#### [REQUIREMENTS]
Every line with the string "label" should be gathered.

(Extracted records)
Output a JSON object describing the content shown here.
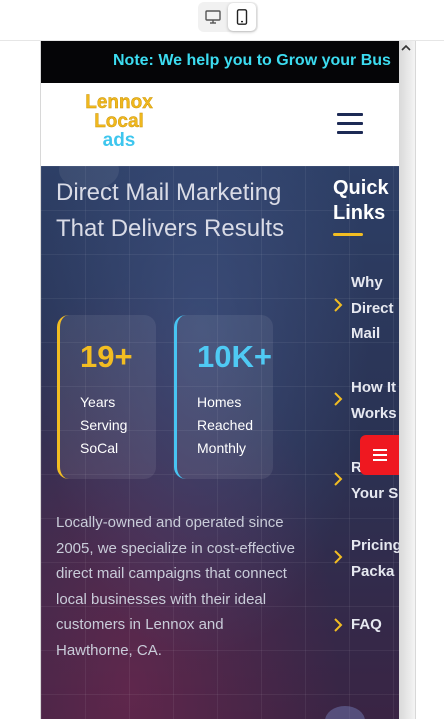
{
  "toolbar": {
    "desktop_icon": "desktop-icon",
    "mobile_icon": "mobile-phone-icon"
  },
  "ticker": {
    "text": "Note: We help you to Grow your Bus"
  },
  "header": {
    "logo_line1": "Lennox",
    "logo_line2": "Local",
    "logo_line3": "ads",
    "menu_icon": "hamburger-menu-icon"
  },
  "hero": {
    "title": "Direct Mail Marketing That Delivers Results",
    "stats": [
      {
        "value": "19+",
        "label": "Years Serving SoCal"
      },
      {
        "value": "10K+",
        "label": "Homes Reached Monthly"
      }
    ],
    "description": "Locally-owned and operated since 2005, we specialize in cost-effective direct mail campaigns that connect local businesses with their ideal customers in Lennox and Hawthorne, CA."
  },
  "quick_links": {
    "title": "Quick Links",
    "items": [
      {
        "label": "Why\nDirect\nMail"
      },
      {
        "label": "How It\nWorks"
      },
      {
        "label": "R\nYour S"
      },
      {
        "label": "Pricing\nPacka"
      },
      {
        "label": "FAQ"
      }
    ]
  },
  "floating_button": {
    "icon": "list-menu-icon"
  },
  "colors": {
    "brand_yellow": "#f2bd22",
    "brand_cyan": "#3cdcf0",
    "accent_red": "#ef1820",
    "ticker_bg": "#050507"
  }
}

#### [FULL OUTPUT]
        "label": "Years Serving SoCal"
        "label": "Homes Reached Monthly"
        "label": "Why\nDirect\nMail"
        "label": "How It\nWorks"
        "label": "R\nYour S"
        "label": "Pricing\nPacka"
        "label": "FAQ"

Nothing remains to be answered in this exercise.